__Requirement__: Retype the whole listing, please, keeping every line exact and dropping the pictures.

## BEGIN

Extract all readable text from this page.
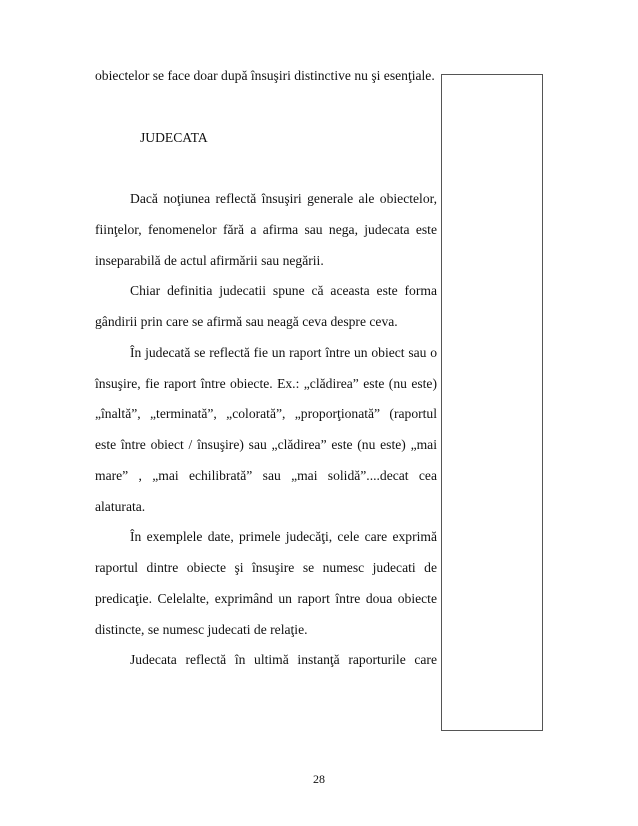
obiectelor se face doar după însuşiri distinctive nu şi esenţiale.

JUDECATA

Dacă noţiunea reflectă însuşiri generale ale obiectelor, fiinţelor, fenomenelor fără a afirma sau nega, judecata este inseparabilă de actul afirmării sau negării.

Chiar definitia judecatii spune că aceasta este forma gândirii prin care se afirmă sau neagă ceva despre ceva.

În judecată se reflectă fie un raport între un obiect sau o însuşire, fie raport între obiecte. Ex.: „clădirea” este (nu este) „înaltă”, „terminată”, „colorată”, „proporţionată” (raportul este între obiect / însuşire) sau „clădirea” este (nu este) „mai mare” , „mai echilibrată” sau „mai solidă”....decat cea alaturata.

În exemplele date, primele judecăţi, cele care exprimă raportul dintre obiecte şi însuşire se numesc judecati de predicaţie. Celelalte, exprimând un raport între doua obiecte distincte, se numesc judecati de relaţie.

Judecata reflectă în ultimă instanţă raporturile care

28
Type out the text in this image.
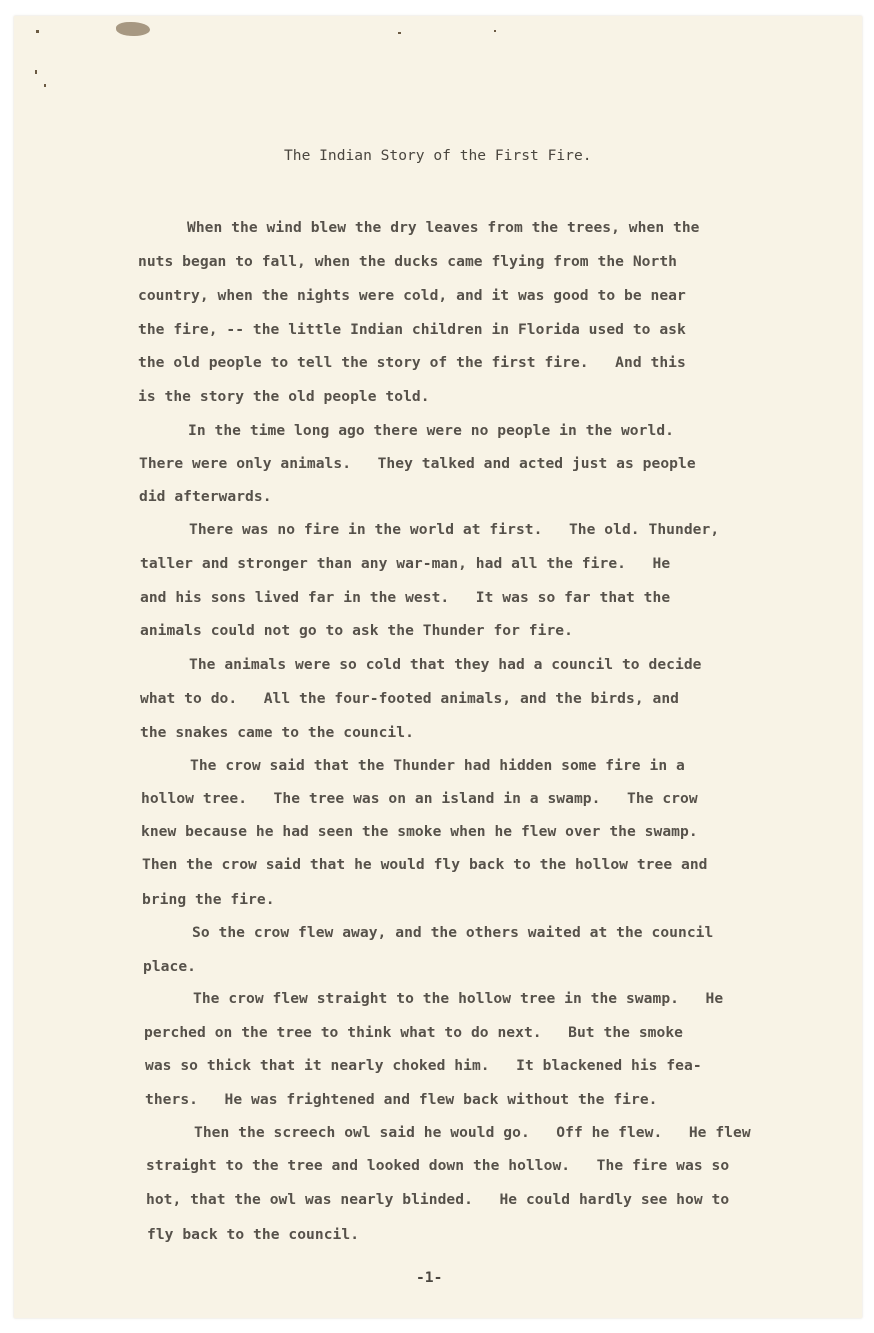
The Indian Story of the First Fire.
When the wind blew the dry leaves from the trees, when the
nuts began to fall, when the ducks came flying from the North
country, when the nights were cold, and it was good to be near
the fire, -- the little Indian children in Florida used to ask
the old people to tell the story of the first fire.   And this
is the story the old people told.
In the time long ago there were no people in the world.
There were only animals.   They talked and acted just as people
did afterwards.
There was no fire in the world at first.   The old. Thunder,
taller and stronger than any war-man, had all the fire.   He
and his sons lived far in the west.   It was so far that the
animals could not go to ask the Thunder for fire.
The animals were so cold that they had a council to decide
what to do.   All the four-footed animals, and the birds, and
the snakes came to the council.
The crow said that the Thunder had hidden some fire in a
hollow tree.   The tree was on an island in a swamp.   The crow
knew because he had seen the smoke when he flew over the swamp.
Then the crow said that he would fly back to the hollow tree and
bring the fire.
So the crow flew away, and the others waited at the council
place.
The crow flew straight to the hollow tree in the swamp.   He
perched on the tree to think what to do next.   But the smoke
was so thick that it nearly choked him.   It blackened his fea-
thers.   He was frightened and flew back without the fire.
Then the screech owl said he would go.   Off he flew.   He flew
straight to the tree and looked down the hollow.   The fire was so
hot, that the owl was nearly blinded.   He could hardly see how to
fly back to the council.
-1-
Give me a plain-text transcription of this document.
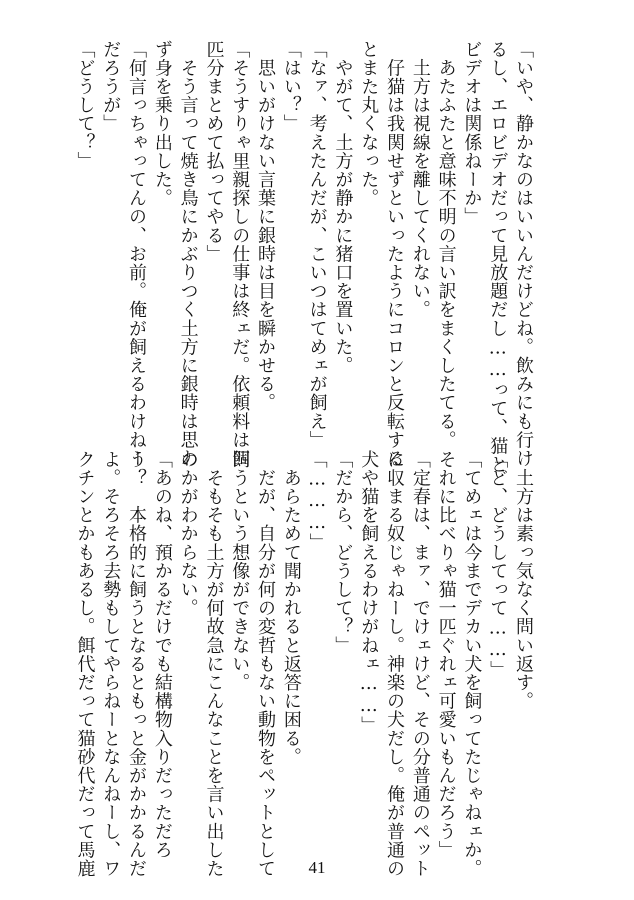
「いや、静かなのはいいんだけどね。飲みにも行け
るし、エロビデオだって見放題だし……って、猫と
ビデオは関係ねーか」
　あたふたと意味不明の言い訳をまくしたてる。
　土方は視線を離してくれない。
　仔猫は我関せずといったようにコロンと反転する
とまた丸くなった。
　やがて、土方が静かに猪口を置いた。
「なァ、考えたんだが、こいつはてめェが飼え」
「はい？」
　思いがけない言葉に銀時は目を瞬かせる。
「そうすりゃ里親探しの仕事は終ェだ。依頼料は四
匹分まとめて払ってやる」
　そう言って焼き鳥にかぶりつく土方に銀時は思わ
ず身を乗り出した。
「何言っちゃってんの、お前。俺が飼えるわけねー
だろうが」
「どうして？」
　土方は素っ気なく問い返す。
「ど、どうしてって……」
「てめェは今までデカい犬を飼ってたじゃねェか。
それに比べりゃ猫一匹ぐれェ可愛いもんだろう」
「定春は、まァ、でけェけど、その分普通のペット
に収まる奴じゃねーし。神楽の犬だし。俺が普通の
犬や猫を飼えるわけがねェ……」
「だから、どうして？」
「………」
　あらためて聞かれると返答に困る。
　だが、自分が何の変哲もない動物をペットとして
飼うという想像ができない。
　そもそも土方が何故急にこんなことを言い出した
のかがわからない。
「あのね、預かるだけでも結構物入りだっただろ
う？　本格的に飼うとなるともっと金がかかるんだ
よ。そろそろ去勢もしてやらねーとなんねーし、ワ
クチンとかもあるし。餌代だって猫砂代だって馬鹿	41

## END

__Result for this exercise__:
Extract all readable text from this page.
obiectelor se face doar după însuşiri distinctive nu şi esenţiale.

JUDECATA

Dacă noţiunea reflectă însuşiri generale ale obiectelor, fiinţelor, fenomenelor fără a afirma sau nega, judecata este inseparabilă de actul afirmării sau negării.

Chiar definitia judecatii spune că aceasta este forma gândirii prin care se afirmă sau neagă ceva despre ceva.

În judecată se reflectă fie un raport între un obiect sau o însuşire, fie raport între obiecte. Ex.: „clădirea” este (nu este) „înaltă”, „terminată”, „colorată”, „proporţionată” (raportul este între obiect / însuşire) sau „clădirea” este (nu este) „mai mare” , „mai echilibrată” sau „mai solidă”....decat cea alaturata.

În exemplele date, primele judecăţi, cele care exprimă raportul dintre obiecte şi însuşire se numesc judecati de predicaţie. Celelalte, exprimând un raport între doua obiecte distincte, se numesc judecati de relaţie.

Judecata reflectă în ultimă instanţă raporturile care

28
Type out the text in this image.
The Indian Story of the First Fire.
When the wind blew the dry leaves from the trees, when the
nuts began to fall, when the ducks came flying from the North
country, when the nights were cold, and it was good to be near
the fire, -- the little Indian children in Florida used to ask
the old people to tell the story of the first fire.   And this
is the story the old people told.
In the time long ago there were no people in the world.
There were only animals.   They talked and acted just as people
did afterwards.
There was no fire in the world at first.   The old. Thunder,
taller and stronger than any war-man, had all the fire.   He
and his sons lived far in the west.   It was so far that the
animals could not go to ask the Thunder for fire.
The animals were so cold that they had a council to decide
what to do.   All the four-footed animals, and the birds, and
the snakes came to the council.
The crow said that the Thunder had hidden some fire in a
hollow tree.   The tree was on an island in a swamp.   The crow
knew because he had seen the smoke when he flew over the swamp.
Then the crow said that he would fly back to the hollow tree and
bring the fire.
So the crow flew away, and the others waited at the council
place.
The crow flew straight to the hollow tree in the swamp.   He
perched on the tree to think what to do next.   But the smoke
was so thick that it nearly choked him.   It blackened his fea-
thers.   He was frightened and flew back without the fire.
Then the screech owl said he would go.   Off he flew.   He flew
straight to the tree and looked down the hollow.   The fire was so
hot, that the owl was nearly blinded.   He could hardly see how to
fly back to the council.
-1-
Give me a plain-text transcription of this document.
「いや、静かなのはいいんだけどね。飲みにも行け
るし、エロビデオだって見放題だし……って、猫と
ビデオは関係ねーか」
　あたふたと意味不明の言い訳をまくしたてる。
　土方は視線を離してくれない。
　仔猫は我関せずといったようにコロンと反転する
とまた丸くなった。
　やがて、土方が静かに猪口を置いた。
「なァ、考えたんだが、こいつはてめェが飼え」
「はい？」
　思いがけない言葉に銀時は目を瞬かせる。
「そうすりゃ里親探しの仕事は終ェだ。依頼料は四
匹分まとめて払ってやる」
　そう言って焼き鳥にかぶりつく土方に銀時は思わ
ず身を乗り出した。
「何言っちゃってんの、お前。俺が飼えるわけねー
だろうが」
「どうして？」
　土方は素っ気なく問い返す。
「ど、どうしてって……」
「てめェは今までデカい犬を飼ってたじゃねェか。
それに比べりゃ猫一匹ぐれェ可愛いもんだろう」
「定春は、まァ、でけェけど、その分普通のペット
に収まる奴じゃねーし。神楽の犬だし。俺が普通の
犬や猫を飼えるわけがねェ……」
「だから、どうして？」
「………」
　あらためて聞かれると返答に困る。
　だが、自分が何の変哲もない動物をペットとして
飼うという想像ができない。
　そもそも土方が何故急にこんなことを言い出した
のかがわからない。
「あのね、預かるだけでも結構物入りだっただろ
う？　本格的に飼うとなるともっと金がかかるんだ
よ。そろそろ去勢もしてやらねーとなんねーし、ワ
クチンとかもあるし。餌代だって猫砂代だって馬鹿	41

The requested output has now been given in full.